#### [Task input]

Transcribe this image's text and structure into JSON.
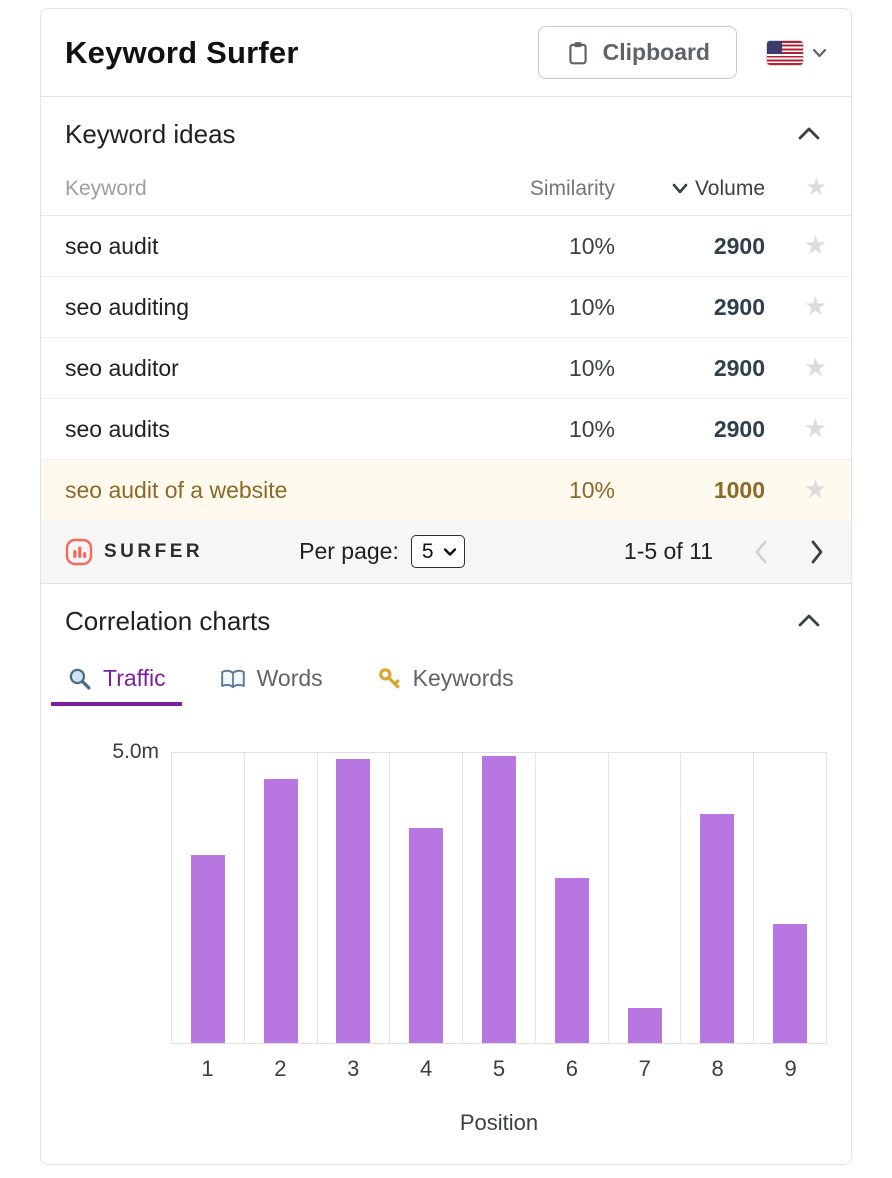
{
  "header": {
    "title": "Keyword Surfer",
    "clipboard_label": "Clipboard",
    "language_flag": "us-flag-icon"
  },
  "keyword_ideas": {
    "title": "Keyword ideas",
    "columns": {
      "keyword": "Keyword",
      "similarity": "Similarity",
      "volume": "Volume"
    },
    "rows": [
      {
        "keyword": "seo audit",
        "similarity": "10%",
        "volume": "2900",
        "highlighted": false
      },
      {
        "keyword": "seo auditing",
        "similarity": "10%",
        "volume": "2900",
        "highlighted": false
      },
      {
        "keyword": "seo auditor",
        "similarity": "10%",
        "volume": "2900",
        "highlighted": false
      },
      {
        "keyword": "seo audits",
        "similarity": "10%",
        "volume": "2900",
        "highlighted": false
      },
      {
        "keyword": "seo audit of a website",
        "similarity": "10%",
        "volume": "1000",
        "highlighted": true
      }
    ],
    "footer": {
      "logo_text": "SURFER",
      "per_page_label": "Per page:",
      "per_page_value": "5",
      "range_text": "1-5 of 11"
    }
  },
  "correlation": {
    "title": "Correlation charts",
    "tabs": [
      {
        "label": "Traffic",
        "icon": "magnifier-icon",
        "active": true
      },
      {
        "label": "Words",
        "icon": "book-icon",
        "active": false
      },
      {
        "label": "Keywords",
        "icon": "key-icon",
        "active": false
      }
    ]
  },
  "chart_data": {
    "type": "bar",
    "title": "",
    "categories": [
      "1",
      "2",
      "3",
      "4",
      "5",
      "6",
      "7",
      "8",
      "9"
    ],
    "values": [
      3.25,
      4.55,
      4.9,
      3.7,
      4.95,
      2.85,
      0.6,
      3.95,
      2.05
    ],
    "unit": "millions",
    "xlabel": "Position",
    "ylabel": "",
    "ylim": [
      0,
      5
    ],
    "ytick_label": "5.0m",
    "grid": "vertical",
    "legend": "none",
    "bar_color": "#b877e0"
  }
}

#### [What you are asked to do]
Search the records for the word "icon" and copy every line where it occurs.

#### [Response to this exercise]
    "language_flag": "us-flag-icon"
        "icon": "magnifier-icon",
        "icon": "book-icon",
        "icon": "key-icon",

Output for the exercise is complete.